> What is asked: How many lines in the entries below contain "Liang"? Answer with the number only.

> Records for this exercise:

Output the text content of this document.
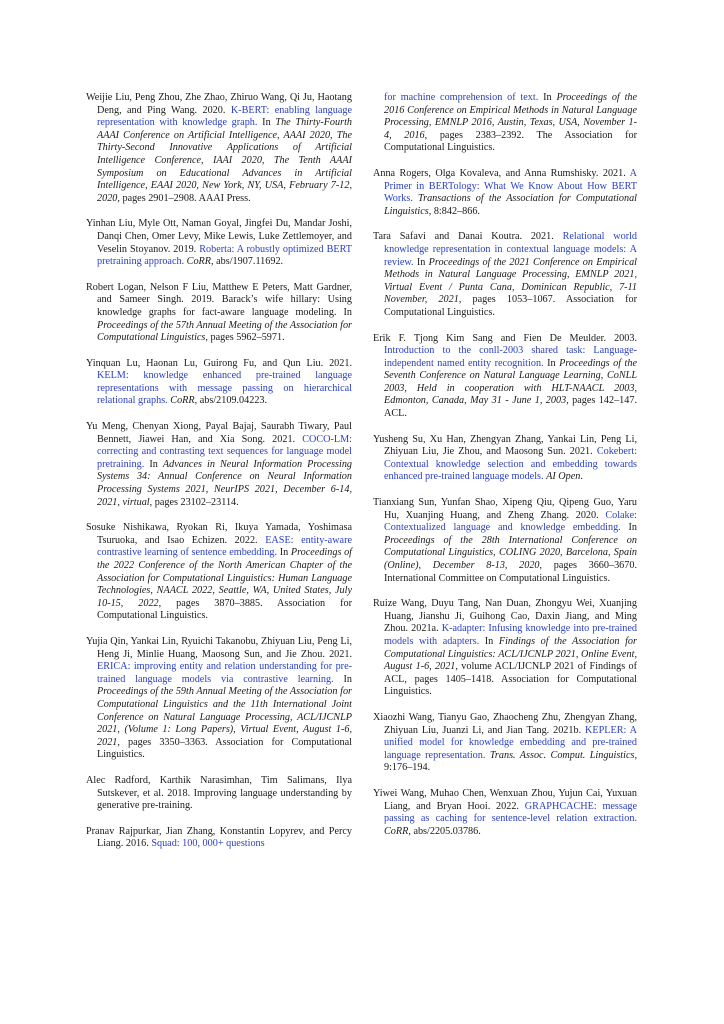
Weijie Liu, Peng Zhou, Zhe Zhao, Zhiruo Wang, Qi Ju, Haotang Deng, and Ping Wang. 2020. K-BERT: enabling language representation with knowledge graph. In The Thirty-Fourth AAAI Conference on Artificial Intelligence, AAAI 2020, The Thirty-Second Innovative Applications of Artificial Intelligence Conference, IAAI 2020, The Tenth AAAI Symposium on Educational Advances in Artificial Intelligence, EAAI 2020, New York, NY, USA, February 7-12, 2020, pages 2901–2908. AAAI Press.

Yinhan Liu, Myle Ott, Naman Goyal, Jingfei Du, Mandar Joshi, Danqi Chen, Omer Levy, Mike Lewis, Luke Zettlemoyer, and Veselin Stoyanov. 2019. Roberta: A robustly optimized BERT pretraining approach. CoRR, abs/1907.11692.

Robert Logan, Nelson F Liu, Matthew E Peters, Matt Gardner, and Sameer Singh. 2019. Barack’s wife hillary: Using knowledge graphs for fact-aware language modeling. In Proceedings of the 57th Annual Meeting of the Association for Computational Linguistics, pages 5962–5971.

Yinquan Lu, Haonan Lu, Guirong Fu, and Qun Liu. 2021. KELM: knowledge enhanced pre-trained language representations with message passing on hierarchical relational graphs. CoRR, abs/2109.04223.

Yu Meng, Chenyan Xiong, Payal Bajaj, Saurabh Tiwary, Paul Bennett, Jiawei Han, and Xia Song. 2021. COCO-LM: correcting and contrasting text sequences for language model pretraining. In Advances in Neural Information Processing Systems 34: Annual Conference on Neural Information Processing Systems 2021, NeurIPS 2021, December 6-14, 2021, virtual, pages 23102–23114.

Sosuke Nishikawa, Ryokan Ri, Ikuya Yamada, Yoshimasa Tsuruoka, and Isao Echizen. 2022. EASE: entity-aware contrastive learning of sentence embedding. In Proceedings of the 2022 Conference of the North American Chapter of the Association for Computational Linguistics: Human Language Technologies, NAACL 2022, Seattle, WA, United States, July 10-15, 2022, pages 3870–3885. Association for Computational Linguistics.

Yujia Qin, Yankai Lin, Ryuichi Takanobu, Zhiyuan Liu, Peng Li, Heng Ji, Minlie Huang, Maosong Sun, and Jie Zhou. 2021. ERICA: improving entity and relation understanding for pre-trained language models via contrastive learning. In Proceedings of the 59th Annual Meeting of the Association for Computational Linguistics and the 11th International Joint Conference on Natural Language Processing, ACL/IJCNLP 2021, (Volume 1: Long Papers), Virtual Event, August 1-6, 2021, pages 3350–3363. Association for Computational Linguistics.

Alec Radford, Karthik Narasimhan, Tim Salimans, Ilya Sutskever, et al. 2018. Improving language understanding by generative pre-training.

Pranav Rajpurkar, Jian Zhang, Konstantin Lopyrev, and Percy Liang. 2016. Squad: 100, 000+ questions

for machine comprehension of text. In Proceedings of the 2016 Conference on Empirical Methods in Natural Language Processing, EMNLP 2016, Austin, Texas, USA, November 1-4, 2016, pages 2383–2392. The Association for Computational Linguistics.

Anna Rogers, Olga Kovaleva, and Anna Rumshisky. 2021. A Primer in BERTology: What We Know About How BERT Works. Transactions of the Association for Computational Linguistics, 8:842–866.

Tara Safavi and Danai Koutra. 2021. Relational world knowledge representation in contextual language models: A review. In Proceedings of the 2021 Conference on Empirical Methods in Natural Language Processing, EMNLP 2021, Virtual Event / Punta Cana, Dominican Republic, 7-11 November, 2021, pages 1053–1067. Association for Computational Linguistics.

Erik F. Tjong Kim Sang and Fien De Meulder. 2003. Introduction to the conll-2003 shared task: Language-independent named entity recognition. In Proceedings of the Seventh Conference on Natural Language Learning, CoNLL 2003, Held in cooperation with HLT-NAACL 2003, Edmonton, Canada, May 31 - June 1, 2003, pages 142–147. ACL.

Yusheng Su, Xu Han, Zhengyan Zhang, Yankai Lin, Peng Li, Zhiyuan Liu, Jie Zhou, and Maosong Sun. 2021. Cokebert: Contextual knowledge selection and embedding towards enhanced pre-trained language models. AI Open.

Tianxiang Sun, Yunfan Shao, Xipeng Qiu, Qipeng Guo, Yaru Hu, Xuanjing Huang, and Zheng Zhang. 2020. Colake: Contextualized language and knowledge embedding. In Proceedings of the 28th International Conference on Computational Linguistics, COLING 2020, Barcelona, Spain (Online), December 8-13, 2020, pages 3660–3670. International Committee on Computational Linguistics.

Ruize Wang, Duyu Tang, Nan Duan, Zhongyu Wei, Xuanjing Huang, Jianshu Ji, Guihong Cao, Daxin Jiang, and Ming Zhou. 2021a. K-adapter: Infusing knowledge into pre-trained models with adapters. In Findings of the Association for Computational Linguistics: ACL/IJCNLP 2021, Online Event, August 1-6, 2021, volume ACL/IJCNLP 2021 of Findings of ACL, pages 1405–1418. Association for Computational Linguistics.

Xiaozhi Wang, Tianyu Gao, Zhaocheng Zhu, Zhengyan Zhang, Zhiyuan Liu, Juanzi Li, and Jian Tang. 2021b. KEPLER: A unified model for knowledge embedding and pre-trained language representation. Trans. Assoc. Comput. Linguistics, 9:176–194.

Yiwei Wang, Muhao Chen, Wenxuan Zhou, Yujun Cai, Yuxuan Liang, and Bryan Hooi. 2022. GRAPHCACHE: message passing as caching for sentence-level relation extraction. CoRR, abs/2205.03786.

---

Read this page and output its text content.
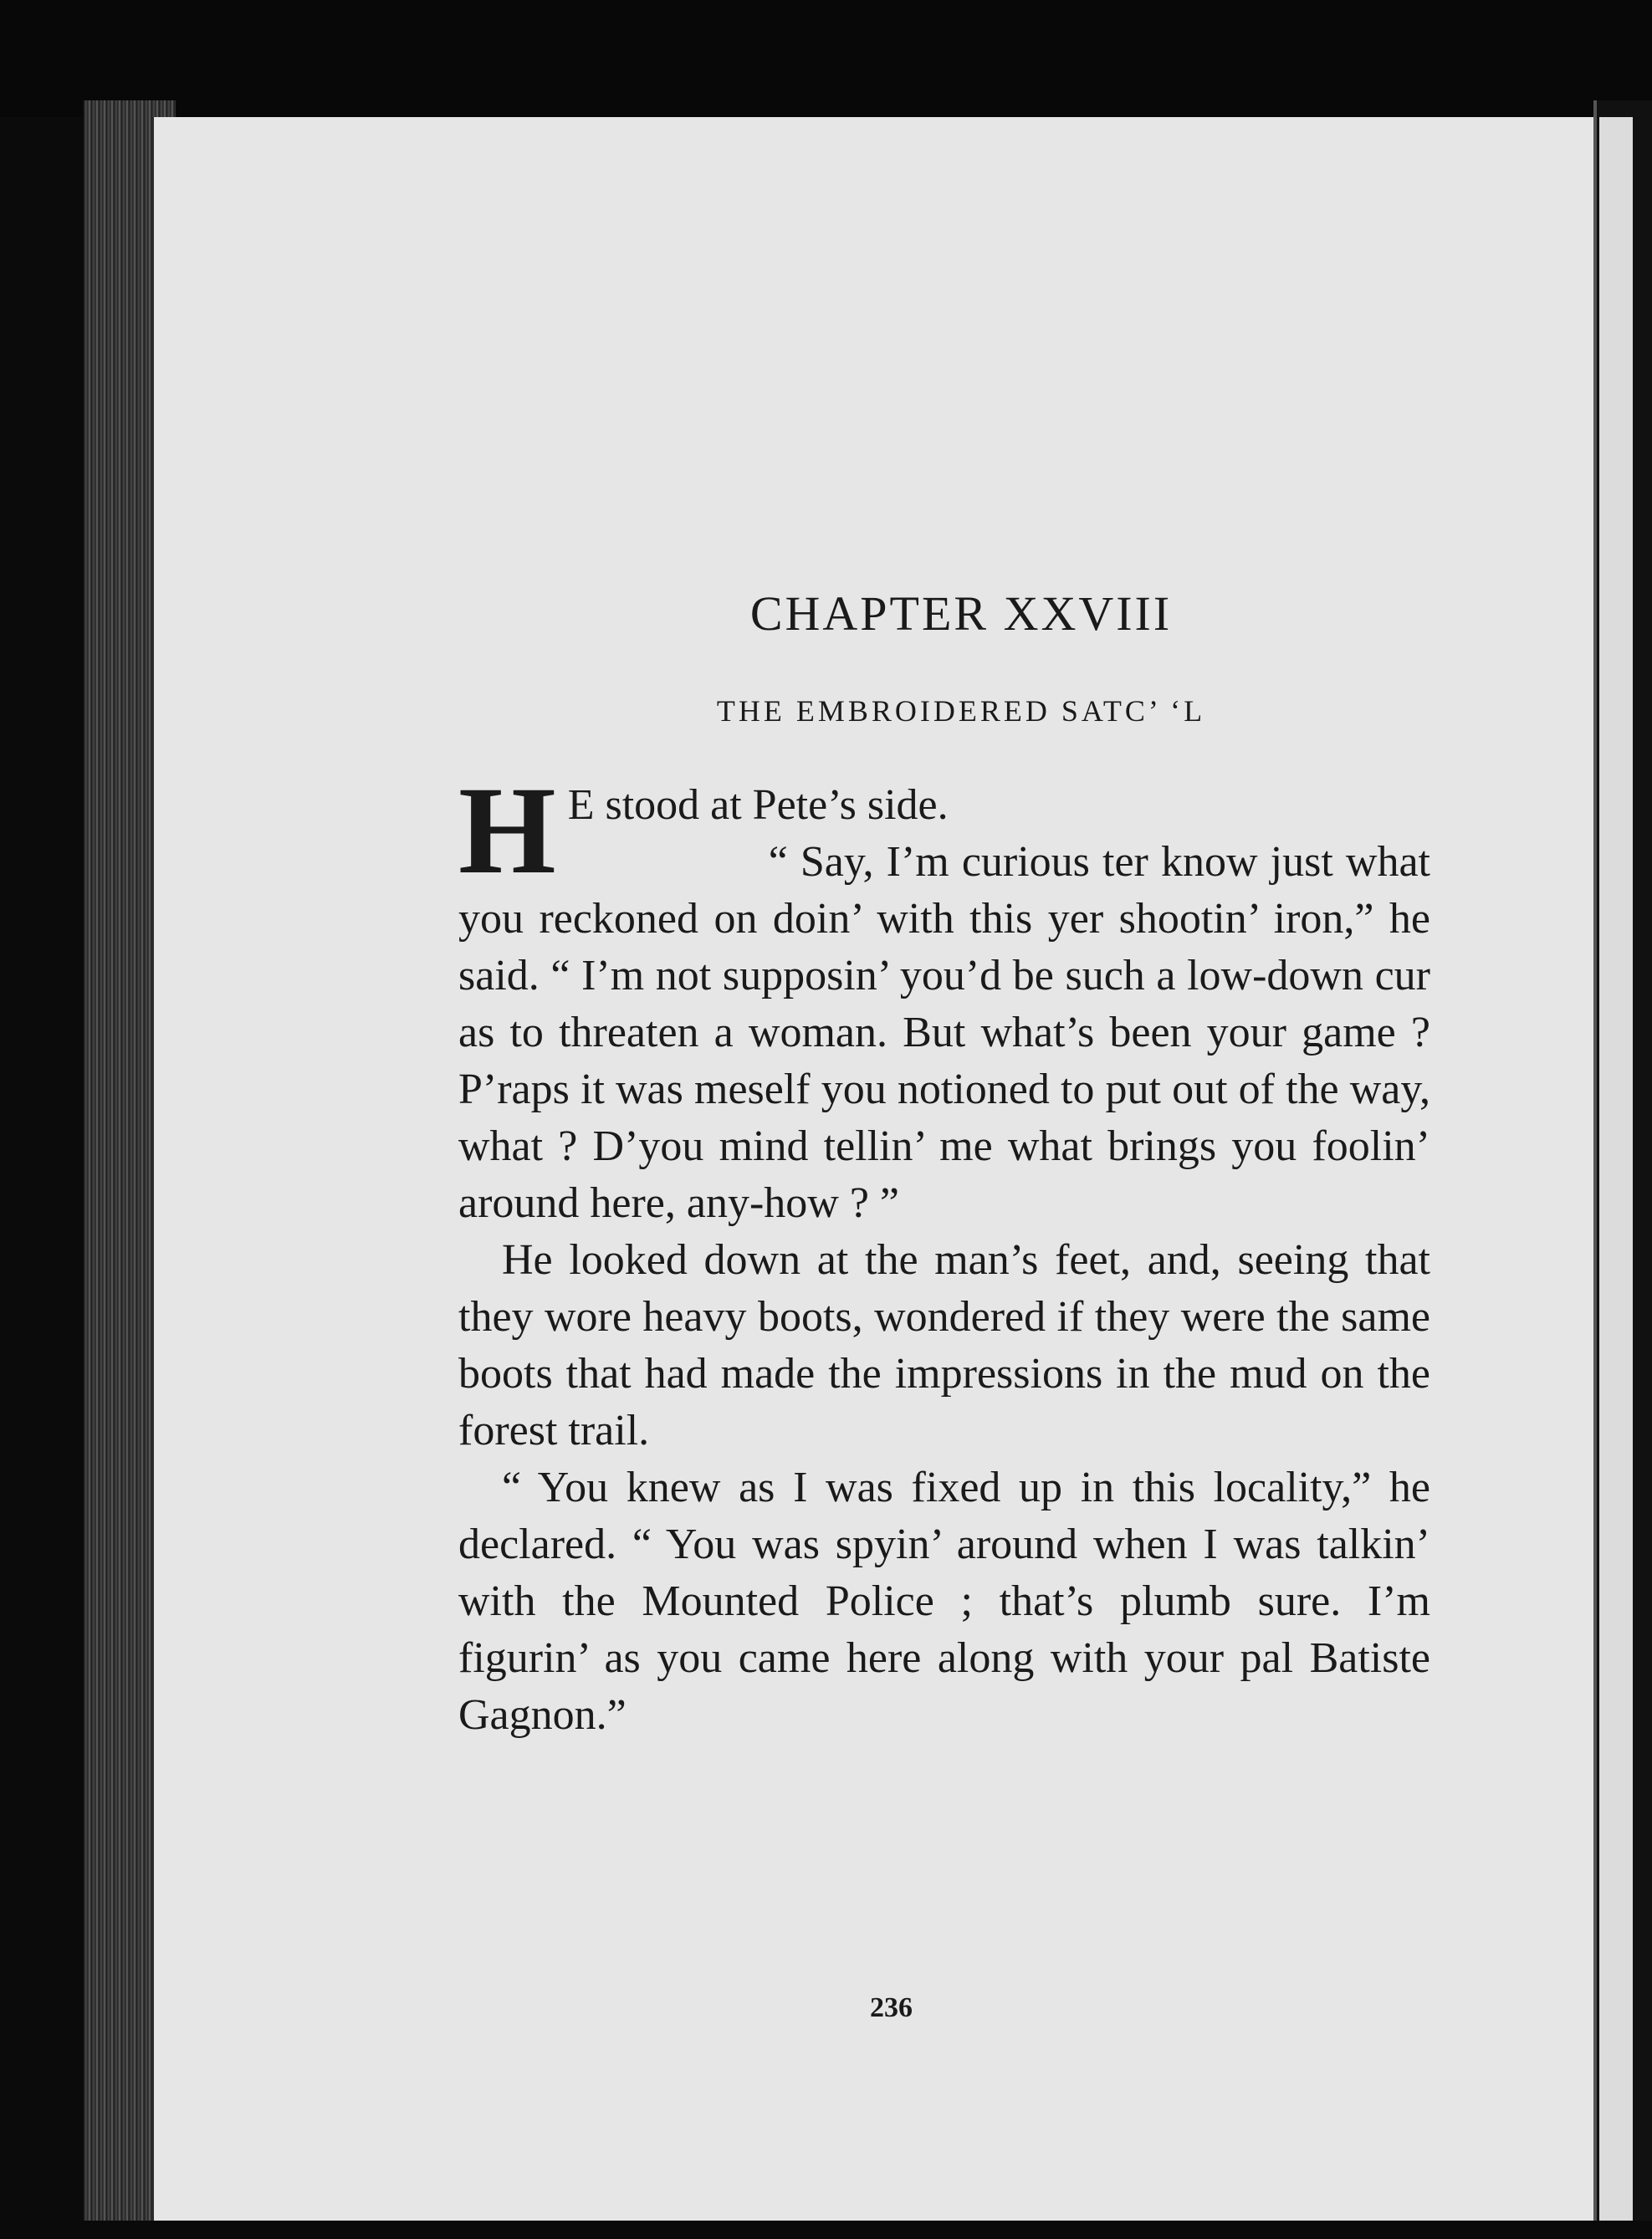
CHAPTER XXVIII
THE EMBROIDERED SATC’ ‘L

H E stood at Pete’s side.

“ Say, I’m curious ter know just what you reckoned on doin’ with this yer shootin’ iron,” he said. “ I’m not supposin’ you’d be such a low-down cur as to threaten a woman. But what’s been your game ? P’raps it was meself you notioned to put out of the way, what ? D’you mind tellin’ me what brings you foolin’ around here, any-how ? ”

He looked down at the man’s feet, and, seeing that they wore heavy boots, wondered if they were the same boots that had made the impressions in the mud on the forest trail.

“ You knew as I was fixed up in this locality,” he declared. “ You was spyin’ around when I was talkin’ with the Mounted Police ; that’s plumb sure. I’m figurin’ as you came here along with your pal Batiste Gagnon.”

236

> Solution to this task: 2